MATERIAL SHOWN ::
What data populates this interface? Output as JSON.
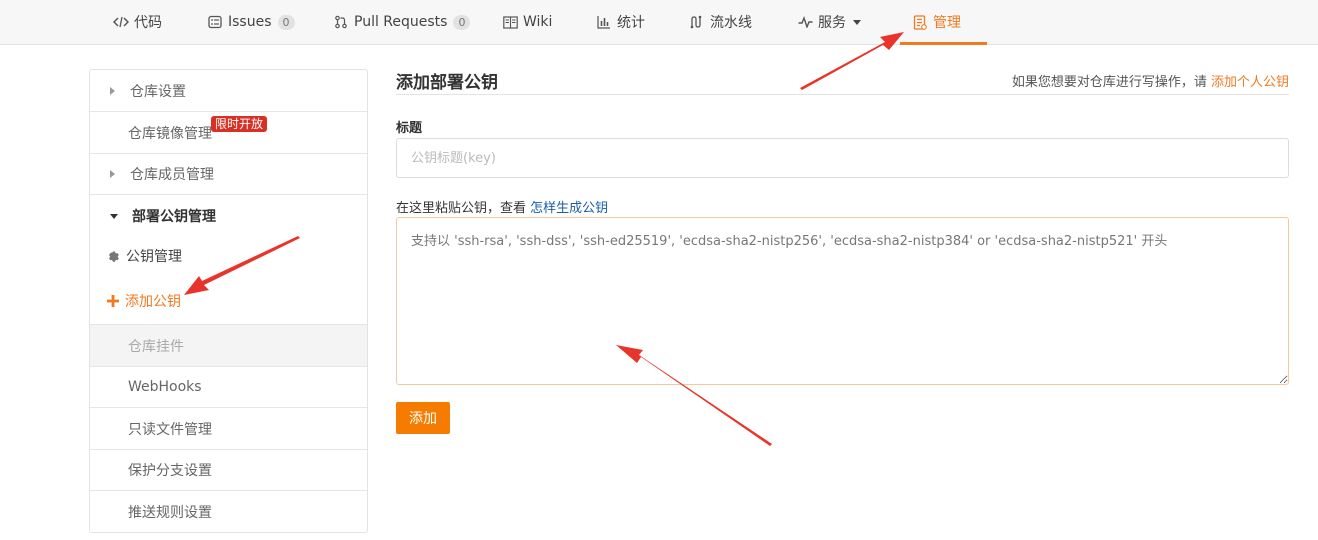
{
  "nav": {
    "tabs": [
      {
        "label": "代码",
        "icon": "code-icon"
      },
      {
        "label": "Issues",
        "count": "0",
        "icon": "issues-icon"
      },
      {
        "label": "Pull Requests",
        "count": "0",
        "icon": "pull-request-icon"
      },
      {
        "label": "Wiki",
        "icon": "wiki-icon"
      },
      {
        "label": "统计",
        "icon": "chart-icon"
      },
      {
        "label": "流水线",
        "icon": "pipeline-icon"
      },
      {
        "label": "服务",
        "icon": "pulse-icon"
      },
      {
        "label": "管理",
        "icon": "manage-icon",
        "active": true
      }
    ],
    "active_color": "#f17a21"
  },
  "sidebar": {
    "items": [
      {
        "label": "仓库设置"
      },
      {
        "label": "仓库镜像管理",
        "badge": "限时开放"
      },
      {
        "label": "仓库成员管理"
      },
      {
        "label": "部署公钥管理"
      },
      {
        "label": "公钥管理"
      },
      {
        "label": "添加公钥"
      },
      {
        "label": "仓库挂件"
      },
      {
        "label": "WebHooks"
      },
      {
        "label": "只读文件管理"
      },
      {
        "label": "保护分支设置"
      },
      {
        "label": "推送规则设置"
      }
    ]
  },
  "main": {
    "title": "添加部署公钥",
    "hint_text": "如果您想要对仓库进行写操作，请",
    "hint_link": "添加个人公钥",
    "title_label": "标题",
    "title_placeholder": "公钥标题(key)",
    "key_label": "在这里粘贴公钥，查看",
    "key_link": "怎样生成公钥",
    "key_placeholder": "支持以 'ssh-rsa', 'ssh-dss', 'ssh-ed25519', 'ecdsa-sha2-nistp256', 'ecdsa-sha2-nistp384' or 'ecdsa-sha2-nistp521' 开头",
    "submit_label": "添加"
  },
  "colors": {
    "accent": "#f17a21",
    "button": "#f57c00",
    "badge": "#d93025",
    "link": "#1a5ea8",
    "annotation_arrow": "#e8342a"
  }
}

CHALLENGE ::
Pictures are not part of the copy; output everything else in the records exactly.

FINISHED EXERCISE ::
What data populates this interface? Output as JSON.
{
  "nav": {
    "tabs": [
      {
        "label": "代码",
        "icon": "code-icon"
      },
      {
        "label": "Issues",
        "count": "0",
        "icon": "issues-icon"
      },
      {
        "label": "Pull Requests",
        "count": "0",
        "icon": "pull-request-icon"
      },
      {
        "label": "Wiki",
        "icon": "wiki-icon"
      },
      {
        "label": "统计",
        "icon": "chart-icon"
      },
      {
        "label": "流水线",
        "icon": "pipeline-icon"
      },
      {
        "label": "服务",
        "icon": "pulse-icon"
      },
      {
        "label": "管理",
        "icon": "manage-icon",
        "active": true
      }
    ],
    "active_color": "#f17a21"
  },
  "sidebar": {
    "items": [
      {
        "label": "仓库设置"
      },
      {
        "label": "仓库镜像管理",
        "badge": "限时开放"
      },
      {
        "label": "仓库成员管理"
      },
      {
        "label": "部署公钥管理"
      },
      {
        "label": "公钥管理"
      },
      {
        "label": "添加公钥"
      },
      {
        "label": "仓库挂件"
      },
      {
        "label": "WebHooks"
      },
      {
        "label": "只读文件管理"
      },
      {
        "label": "保护分支设置"
      },
      {
        "label": "推送规则设置"
      }
    ]
  },
  "main": {
    "title": "添加部署公钥",
    "hint_text": "如果您想要对仓库进行写操作，请",
    "hint_link": "添加个人公钥",
    "title_label": "标题",
    "title_placeholder": "公钥标题(key)",
    "key_label": "在这里粘贴公钥，查看",
    "key_link": "怎样生成公钥",
    "key_placeholder": "支持以 'ssh-rsa', 'ssh-dss', 'ssh-ed25519', 'ecdsa-sha2-nistp256', 'ecdsa-sha2-nistp384' or 'ecdsa-sha2-nistp521' 开头",
    "submit_label": "添加"
  },
  "colors": {
    "accent": "#f17a21",
    "button": "#f57c00",
    "badge": "#d93025",
    "link": "#1a5ea8",
    "annotation_arrow": "#e8342a"
  }
}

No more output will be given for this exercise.